• [WORK TO BE COMPLETED]:
Gather all lines with "mean" from the records.

• [RECORDS TO USE]:
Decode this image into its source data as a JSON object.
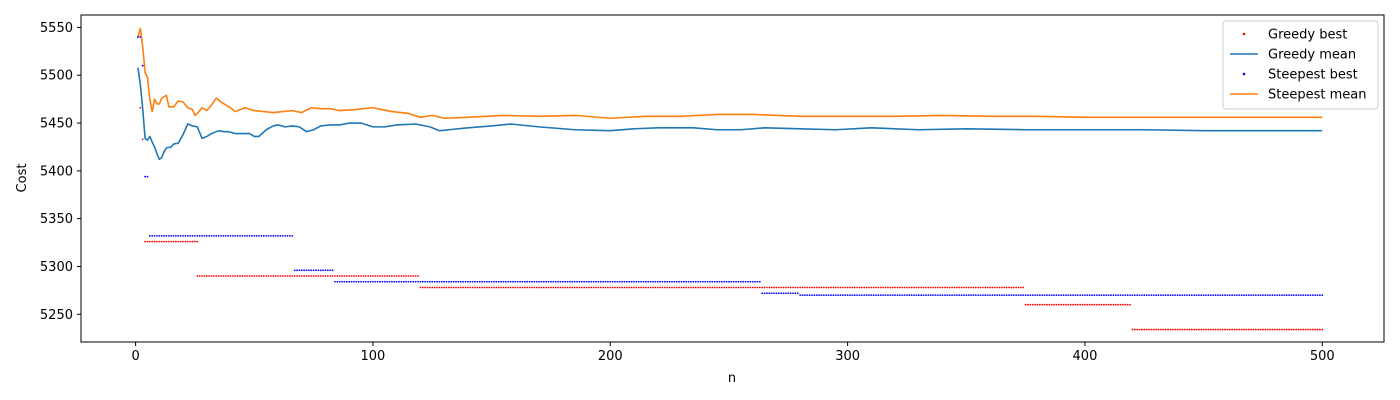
{
  "chart_data": {
    "type": "line",
    "title": "",
    "xlabel": "n",
    "ylabel": "Cost",
    "xlim": [
      -23,
      526
    ],
    "ylim": [
      5221,
      5563
    ],
    "xticks": [
      0,
      100,
      200,
      300,
      400,
      500
    ],
    "yticks": [
      5250,
      5300,
      5350,
      5400,
      5450,
      5500,
      5550
    ],
    "grid": false,
    "legend_position": "top-right",
    "series": [
      {
        "name": "Greedy best",
        "kind": "scatter",
        "color": "#ff0000",
        "points": [
          [
            1,
            5540
          ],
          [
            2,
            5466
          ],
          [
            3,
            5433
          ],
          [
            4,
            5326
          ],
          [
            26,
            5326
          ],
          [
            26,
            5290
          ],
          [
            119,
            5290
          ],
          [
            120,
            5278
          ],
          [
            374,
            5278
          ],
          [
            375,
            5260
          ],
          [
            419,
            5260
          ],
          [
            420,
            5234
          ],
          [
            500,
            5234
          ]
        ]
      },
      {
        "name": "Greedy mean",
        "kind": "line",
        "color": "#1f77b4",
        "points": [
          [
            1,
            5508
          ],
          [
            2,
            5490
          ],
          [
            3,
            5465
          ],
          [
            4,
            5434
          ],
          [
            5,
            5432
          ],
          [
            6,
            5436
          ],
          [
            7,
            5430
          ],
          [
            8,
            5425
          ],
          [
            9,
            5418
          ],
          [
            10,
            5412
          ],
          [
            11,
            5414
          ],
          [
            12,
            5420
          ],
          [
            13,
            5424
          ],
          [
            15,
            5425
          ],
          [
            16,
            5428
          ],
          [
            18,
            5429
          ],
          [
            20,
            5438
          ],
          [
            22,
            5449
          ],
          [
            24,
            5447
          ],
          [
            26,
            5446
          ],
          [
            28,
            5434
          ],
          [
            30,
            5436
          ],
          [
            32,
            5439
          ],
          [
            35,
            5442
          ],
          [
            37,
            5441
          ],
          [
            39,
            5441
          ],
          [
            42,
            5439
          ],
          [
            45,
            5439
          ],
          [
            48,
            5439
          ],
          [
            50,
            5436
          ],
          [
            52,
            5436
          ],
          [
            55,
            5443
          ],
          [
            58,
            5447
          ],
          [
            60,
            5448
          ],
          [
            63,
            5446
          ],
          [
            66,
            5447
          ],
          [
            69,
            5446
          ],
          [
            72,
            5441
          ],
          [
            75,
            5443
          ],
          [
            78,
            5447
          ],
          [
            82,
            5448
          ],
          [
            86,
            5448
          ],
          [
            90,
            5450
          ],
          [
            95,
            5450
          ],
          [
            100,
            5446
          ],
          [
            105,
            5446
          ],
          [
            110,
            5448
          ],
          [
            118,
            5449
          ],
          [
            124,
            5446
          ],
          [
            128,
            5442
          ],
          [
            132,
            5443
          ],
          [
            140,
            5445
          ],
          [
            150,
            5447
          ],
          [
            158,
            5449
          ],
          [
            170,
            5446
          ],
          [
            185,
            5443
          ],
          [
            200,
            5442
          ],
          [
            210,
            5444
          ],
          [
            220,
            5445
          ],
          [
            235,
            5445
          ],
          [
            245,
            5443
          ],
          [
            255,
            5443
          ],
          [
            265,
            5445
          ],
          [
            280,
            5444
          ],
          [
            295,
            5443
          ],
          [
            310,
            5445
          ],
          [
            330,
            5443
          ],
          [
            350,
            5444
          ],
          [
            375,
            5443
          ],
          [
            400,
            5443
          ],
          [
            425,
            5443
          ],
          [
            450,
            5442
          ],
          [
            475,
            5442
          ],
          [
            500,
            5442
          ]
        ]
      },
      {
        "name": "Steepest best",
        "kind": "scatter",
        "color": "#0000ff",
        "points": [
          [
            1,
            5540
          ],
          [
            2,
            5540
          ],
          [
            3,
            5510
          ],
          [
            4,
            5394
          ],
          [
            5,
            5394
          ],
          [
            6,
            5332
          ],
          [
            66,
            5332
          ],
          [
            67,
            5296
          ],
          [
            83,
            5296
          ],
          [
            84,
            5284
          ],
          [
            263,
            5284
          ],
          [
            264,
            5272
          ],
          [
            279,
            5272
          ],
          [
            280,
            5270
          ],
          [
            500,
            5270
          ]
        ]
      },
      {
        "name": "Steepest mean",
        "kind": "line",
        "color": "#ff7f0e",
        "points": [
          [
            1,
            5540
          ],
          [
            2,
            5549
          ],
          [
            3,
            5530
          ],
          [
            4,
            5503
          ],
          [
            5,
            5498
          ],
          [
            6,
            5475
          ],
          [
            7,
            5462
          ],
          [
            8,
            5475
          ],
          [
            9,
            5470
          ],
          [
            10,
            5470
          ],
          [
            11,
            5476
          ],
          [
            13,
            5479
          ],
          [
            14,
            5467
          ],
          [
            16,
            5467
          ],
          [
            18,
            5473
          ],
          [
            20,
            5472
          ],
          [
            22,
            5466
          ],
          [
            24,
            5464
          ],
          [
            25,
            5458
          ],
          [
            26,
            5460
          ],
          [
            28,
            5466
          ],
          [
            30,
            5463
          ],
          [
            32,
            5469
          ],
          [
            34,
            5476
          ],
          [
            36,
            5472
          ],
          [
            38,
            5469
          ],
          [
            40,
            5466
          ],
          [
            42,
            5462
          ],
          [
            46,
            5466
          ],
          [
            50,
            5463
          ],
          [
            54,
            5462
          ],
          [
            58,
            5461
          ],
          [
            62,
            5462
          ],
          [
            66,
            5463
          ],
          [
            70,
            5461
          ],
          [
            74,
            5466
          ],
          [
            78,
            5465
          ],
          [
            82,
            5465
          ],
          [
            86,
            5463
          ],
          [
            92,
            5464
          ],
          [
            100,
            5466
          ],
          [
            108,
            5462
          ],
          [
            115,
            5460
          ],
          [
            120,
            5456
          ],
          [
            125,
            5458
          ],
          [
            130,
            5455
          ],
          [
            140,
            5456
          ],
          [
            155,
            5458
          ],
          [
            170,
            5457
          ],
          [
            185,
            5458
          ],
          [
            200,
            5455
          ],
          [
            215,
            5457
          ],
          [
            230,
            5457
          ],
          [
            245,
            5459
          ],
          [
            260,
            5459
          ],
          [
            280,
            5457
          ],
          [
            300,
            5457
          ],
          [
            320,
            5457
          ],
          [
            340,
            5458
          ],
          [
            360,
            5457
          ],
          [
            380,
            5457
          ],
          [
            400,
            5456
          ],
          [
            420,
            5456
          ],
          [
            440,
            5456
          ],
          [
            460,
            5456
          ],
          [
            480,
            5456
          ],
          [
            500,
            5456
          ]
        ]
      }
    ]
  }
}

• [TASK ANSWER]:
        "name": "Greedy mean",
        "name": "Steepest mean",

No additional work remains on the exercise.